Collected data:
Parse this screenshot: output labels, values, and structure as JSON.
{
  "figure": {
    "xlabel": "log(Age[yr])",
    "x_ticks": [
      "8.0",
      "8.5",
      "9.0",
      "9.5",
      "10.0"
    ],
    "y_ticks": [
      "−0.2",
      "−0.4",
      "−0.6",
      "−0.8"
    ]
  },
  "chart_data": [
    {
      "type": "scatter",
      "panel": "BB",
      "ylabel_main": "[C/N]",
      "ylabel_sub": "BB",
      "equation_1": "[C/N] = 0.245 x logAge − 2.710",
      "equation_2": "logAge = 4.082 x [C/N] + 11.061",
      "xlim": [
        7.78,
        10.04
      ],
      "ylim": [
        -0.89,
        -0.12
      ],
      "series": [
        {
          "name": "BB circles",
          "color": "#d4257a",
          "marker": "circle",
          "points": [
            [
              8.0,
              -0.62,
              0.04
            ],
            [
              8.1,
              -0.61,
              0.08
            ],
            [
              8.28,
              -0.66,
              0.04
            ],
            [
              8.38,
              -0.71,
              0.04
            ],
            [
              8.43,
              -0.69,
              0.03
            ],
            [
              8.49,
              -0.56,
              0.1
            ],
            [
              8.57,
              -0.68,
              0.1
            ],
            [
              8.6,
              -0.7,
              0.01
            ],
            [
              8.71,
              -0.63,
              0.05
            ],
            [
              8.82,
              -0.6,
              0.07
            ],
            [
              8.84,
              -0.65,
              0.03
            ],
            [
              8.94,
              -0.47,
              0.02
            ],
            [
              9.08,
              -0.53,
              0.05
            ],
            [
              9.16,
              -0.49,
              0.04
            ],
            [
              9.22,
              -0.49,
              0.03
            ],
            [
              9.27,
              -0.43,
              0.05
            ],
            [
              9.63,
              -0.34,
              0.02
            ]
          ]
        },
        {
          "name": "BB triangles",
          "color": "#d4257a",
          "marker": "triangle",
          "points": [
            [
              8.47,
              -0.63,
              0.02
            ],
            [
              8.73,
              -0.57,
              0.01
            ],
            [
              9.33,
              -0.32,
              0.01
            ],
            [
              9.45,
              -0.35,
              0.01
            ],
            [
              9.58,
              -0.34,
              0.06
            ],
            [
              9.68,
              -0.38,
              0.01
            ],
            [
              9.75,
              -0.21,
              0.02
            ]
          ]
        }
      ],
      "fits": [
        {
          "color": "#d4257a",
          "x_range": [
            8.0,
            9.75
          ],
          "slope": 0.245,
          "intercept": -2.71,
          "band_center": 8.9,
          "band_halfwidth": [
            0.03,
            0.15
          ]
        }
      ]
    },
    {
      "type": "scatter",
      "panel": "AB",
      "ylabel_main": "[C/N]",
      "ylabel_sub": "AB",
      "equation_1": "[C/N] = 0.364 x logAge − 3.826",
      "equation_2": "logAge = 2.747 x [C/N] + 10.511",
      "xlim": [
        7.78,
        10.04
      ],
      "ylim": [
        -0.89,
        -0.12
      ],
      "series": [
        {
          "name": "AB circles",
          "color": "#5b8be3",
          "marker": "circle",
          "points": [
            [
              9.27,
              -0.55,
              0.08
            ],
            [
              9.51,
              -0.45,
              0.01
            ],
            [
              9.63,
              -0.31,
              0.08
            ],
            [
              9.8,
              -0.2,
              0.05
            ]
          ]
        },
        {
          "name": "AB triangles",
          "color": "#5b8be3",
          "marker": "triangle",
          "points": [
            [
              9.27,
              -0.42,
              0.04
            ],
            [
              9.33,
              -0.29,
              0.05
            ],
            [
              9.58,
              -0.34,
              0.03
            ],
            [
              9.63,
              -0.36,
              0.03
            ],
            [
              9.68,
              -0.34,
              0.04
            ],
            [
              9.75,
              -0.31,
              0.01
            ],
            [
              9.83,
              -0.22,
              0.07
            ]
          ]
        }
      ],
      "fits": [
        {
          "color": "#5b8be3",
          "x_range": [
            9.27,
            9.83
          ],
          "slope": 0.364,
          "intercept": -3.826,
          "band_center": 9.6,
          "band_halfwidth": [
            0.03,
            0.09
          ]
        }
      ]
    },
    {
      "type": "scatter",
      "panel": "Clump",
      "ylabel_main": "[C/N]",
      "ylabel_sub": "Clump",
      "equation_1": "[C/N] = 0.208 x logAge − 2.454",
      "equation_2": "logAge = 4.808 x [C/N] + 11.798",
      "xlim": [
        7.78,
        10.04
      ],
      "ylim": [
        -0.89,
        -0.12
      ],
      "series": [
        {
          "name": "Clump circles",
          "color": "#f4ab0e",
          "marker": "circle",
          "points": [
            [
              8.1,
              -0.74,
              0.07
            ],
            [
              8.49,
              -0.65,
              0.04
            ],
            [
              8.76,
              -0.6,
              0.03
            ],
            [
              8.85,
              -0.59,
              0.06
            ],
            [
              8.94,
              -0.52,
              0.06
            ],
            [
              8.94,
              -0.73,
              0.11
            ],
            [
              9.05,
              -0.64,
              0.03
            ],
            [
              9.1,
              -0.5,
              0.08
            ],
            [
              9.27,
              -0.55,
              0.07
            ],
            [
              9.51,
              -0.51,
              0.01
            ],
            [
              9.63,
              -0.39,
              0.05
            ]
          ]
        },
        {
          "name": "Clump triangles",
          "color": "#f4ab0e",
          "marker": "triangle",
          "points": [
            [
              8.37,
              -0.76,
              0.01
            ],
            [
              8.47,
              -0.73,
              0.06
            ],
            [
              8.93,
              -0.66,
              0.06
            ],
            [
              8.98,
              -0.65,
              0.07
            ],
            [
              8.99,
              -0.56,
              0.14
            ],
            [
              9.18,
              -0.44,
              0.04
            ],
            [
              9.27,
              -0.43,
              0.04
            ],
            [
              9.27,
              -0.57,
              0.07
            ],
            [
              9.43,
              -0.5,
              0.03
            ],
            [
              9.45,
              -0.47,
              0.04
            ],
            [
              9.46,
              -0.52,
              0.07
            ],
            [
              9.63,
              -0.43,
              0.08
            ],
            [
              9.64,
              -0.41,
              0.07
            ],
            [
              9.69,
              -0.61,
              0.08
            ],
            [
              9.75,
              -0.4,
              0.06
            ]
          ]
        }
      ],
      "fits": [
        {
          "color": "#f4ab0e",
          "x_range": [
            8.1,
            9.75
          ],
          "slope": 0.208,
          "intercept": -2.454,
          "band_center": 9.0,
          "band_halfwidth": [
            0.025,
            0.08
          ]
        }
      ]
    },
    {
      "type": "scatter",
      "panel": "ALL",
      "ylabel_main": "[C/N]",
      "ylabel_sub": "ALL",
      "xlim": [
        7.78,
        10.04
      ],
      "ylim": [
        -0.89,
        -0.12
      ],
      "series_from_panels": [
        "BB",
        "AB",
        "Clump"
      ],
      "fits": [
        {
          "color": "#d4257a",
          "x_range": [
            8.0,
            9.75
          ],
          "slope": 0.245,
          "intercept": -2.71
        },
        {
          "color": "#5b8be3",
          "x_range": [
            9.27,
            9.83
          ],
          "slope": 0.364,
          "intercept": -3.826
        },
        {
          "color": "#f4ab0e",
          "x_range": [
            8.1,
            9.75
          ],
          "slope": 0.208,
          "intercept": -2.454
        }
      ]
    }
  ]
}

## What you need to do
Print the material verbatim, all of it.

## Complete output
Parse this screenshot: output labels, values, and structure as JSON.
{
  "figure": {
    "xlabel": "log(Age[yr])",
    "x_ticks": [
      "8.0",
      "8.5",
      "9.0",
      "9.5",
      "10.0"
    ],
    "y_ticks": [
      "−0.2",
      "−0.4",
      "−0.6",
      "−0.8"
    ]
  },
  "chart_data": [
    {
      "type": "scatter",
      "panel": "BB",
      "ylabel_main": "[C/N]",
      "ylabel_sub": "BB",
      "equation_1": "[C/N] = 0.245 x logAge − 2.710",
      "equation_2": "logAge = 4.082 x [C/N] + 11.061",
      "xlim": [
        7.78,
        10.04
      ],
      "ylim": [
        -0.89,
        -0.12
      ],
      "series": [
        {
          "name": "BB circles",
          "color": "#d4257a",
          "marker": "circle",
          "points": [
            [
              8.0,
              -0.62,
              0.04
            ],
            [
              8.1,
              -0.61,
              0.08
            ],
            [
              8.28,
              -0.66,
              0.04
            ],
            [
              8.38,
              -0.71,
              0.04
            ],
            [
              8.43,
              -0.69,
              0.03
            ],
            [
              8.49,
              -0.56,
              0.1
            ],
            [
              8.57,
              -0.68,
              0.1
            ],
            [
              8.6,
              -0.7,
              0.01
            ],
            [
              8.71,
              -0.63,
              0.05
            ],
            [
              8.82,
              -0.6,
              0.07
            ],
            [
              8.84,
              -0.65,
              0.03
            ],
            [
              8.94,
              -0.47,
              0.02
            ],
            [
              9.08,
              -0.53,
              0.05
            ],
            [
              9.16,
              -0.49,
              0.04
            ],
            [
              9.22,
              -0.49,
              0.03
            ],
            [
              9.27,
              -0.43,
              0.05
            ],
            [
              9.63,
              -0.34,
              0.02
            ]
          ]
        },
        {
          "name": "BB triangles",
          "color": "#d4257a",
          "marker": "triangle",
          "points": [
            [
              8.47,
              -0.63,
              0.02
            ],
            [
              8.73,
              -0.57,
              0.01
            ],
            [
              9.33,
              -0.32,
              0.01
            ],
            [
              9.45,
              -0.35,
              0.01
            ],
            [
              9.58,
              -0.34,
              0.06
            ],
            [
              9.68,
              -0.38,
              0.01
            ],
            [
              9.75,
              -0.21,
              0.02
            ]
          ]
        }
      ],
      "fits": [
        {
          "color": "#d4257a",
          "x_range": [
            8.0,
            9.75
          ],
          "slope": 0.245,
          "intercept": -2.71,
          "band_center": 8.9,
          "band_halfwidth": [
            0.03,
            0.15
          ]
        }
      ]
    },
    {
      "type": "scatter",
      "panel": "AB",
      "ylabel_main": "[C/N]",
      "ylabel_sub": "AB",
      "equation_1": "[C/N] = 0.364 x logAge − 3.826",
      "equation_2": "logAge = 2.747 x [C/N] + 10.511",
      "xlim": [
        7.78,
        10.04
      ],
      "ylim": [
        -0.89,
        -0.12
      ],
      "series": [
        {
          "name": "AB circles",
          "color": "#5b8be3",
          "marker": "circle",
          "points": [
            [
              9.27,
              -0.55,
              0.08
            ],
            [
              9.51,
              -0.45,
              0.01
            ],
            [
              9.63,
              -0.31,
              0.08
            ],
            [
              9.8,
              -0.2,
              0.05
            ]
          ]
        },
        {
          "name": "AB triangles",
          "color": "#5b8be3",
          "marker": "triangle",
          "points": [
            [
              9.27,
              -0.42,
              0.04
            ],
            [
              9.33,
              -0.29,
              0.05
            ],
            [
              9.58,
              -0.34,
              0.03
            ],
            [
              9.63,
              -0.36,
              0.03
            ],
            [
              9.68,
              -0.34,
              0.04
            ],
            [
              9.75,
              -0.31,
              0.01
            ],
            [
              9.83,
              -0.22,
              0.07
            ]
          ]
        }
      ],
      "fits": [
        {
          "color": "#5b8be3",
          "x_range": [
            9.27,
            9.83
          ],
          "slope": 0.364,
          "intercept": -3.826,
          "band_center": 9.6,
          "band_halfwidth": [
            0.03,
            0.09
          ]
        }
      ]
    },
    {
      "type": "scatter",
      "panel": "Clump",
      "ylabel_main": "[C/N]",
      "ylabel_sub": "Clump",
      "equation_1": "[C/N] = 0.208 x logAge − 2.454",
      "equation_2": "logAge = 4.808 x [C/N] + 11.798",
      "xlim": [
        7.78,
        10.04
      ],
      "ylim": [
        -0.89,
        -0.12
      ],
      "series": [
        {
          "name": "Clump circles",
          "color": "#f4ab0e",
          "marker": "circle",
          "points": [
            [
              8.1,
              -0.74,
              0.07
            ],
            [
              8.49,
              -0.65,
              0.04
            ],
            [
              8.76,
              -0.6,
              0.03
            ],
            [
              8.85,
              -0.59,
              0.06
            ],
            [
              8.94,
              -0.52,
              0.06
            ],
            [
              8.94,
              -0.73,
              0.11
            ],
            [
              9.05,
              -0.64,
              0.03
            ],
            [
              9.1,
              -0.5,
              0.08
            ],
            [
              9.27,
              -0.55,
              0.07
            ],
            [
              9.51,
              -0.51,
              0.01
            ],
            [
              9.63,
              -0.39,
              0.05
            ]
          ]
        },
        {
          "name": "Clump triangles",
          "color": "#f4ab0e",
          "marker": "triangle",
          "points": [
            [
              8.37,
              -0.76,
              0.01
            ],
            [
              8.47,
              -0.73,
              0.06
            ],
            [
              8.93,
              -0.66,
              0.06
            ],
            [
              8.98,
              -0.65,
              0.07
            ],
            [
              8.99,
              -0.56,
              0.14
            ],
            [
              9.18,
              -0.44,
              0.04
            ],
            [
              9.27,
              -0.43,
              0.04
            ],
            [
              9.27,
              -0.57,
              0.07
            ],
            [
              9.43,
              -0.5,
              0.03
            ],
            [
              9.45,
              -0.47,
              0.04
            ],
            [
              9.46,
              -0.52,
              0.07
            ],
            [
              9.63,
              -0.43,
              0.08
            ],
            [
              9.64,
              -0.41,
              0.07
            ],
            [
              9.69,
              -0.61,
              0.08
            ],
            [
              9.75,
              -0.4,
              0.06
            ]
          ]
        }
      ],
      "fits": [
        {
          "color": "#f4ab0e",
          "x_range": [
            8.1,
            9.75
          ],
          "slope": 0.208,
          "intercept": -2.454,
          "band_center": 9.0,
          "band_halfwidth": [
            0.025,
            0.08
          ]
        }
      ]
    },
    {
      "type": "scatter",
      "panel": "ALL",
      "ylabel_main": "[C/N]",
      "ylabel_sub": "ALL",
      "xlim": [
        7.78,
        10.04
      ],
      "ylim": [
        -0.89,
        -0.12
      ],
      "series_from_panels": [
        "BB",
        "AB",
        "Clump"
      ],
      "fits": [
        {
          "color": "#d4257a",
          "x_range": [
            8.0,
            9.75
          ],
          "slope": 0.245,
          "intercept": -2.71
        },
        {
          "color": "#5b8be3",
          "x_range": [
            9.27,
            9.83
          ],
          "slope": 0.364,
          "intercept": -3.826
        },
        {
          "color": "#f4ab0e",
          "x_range": [
            8.1,
            9.75
          ],
          "slope": 0.208,
          "intercept": -2.454
        }
      ]
    }
  ]
}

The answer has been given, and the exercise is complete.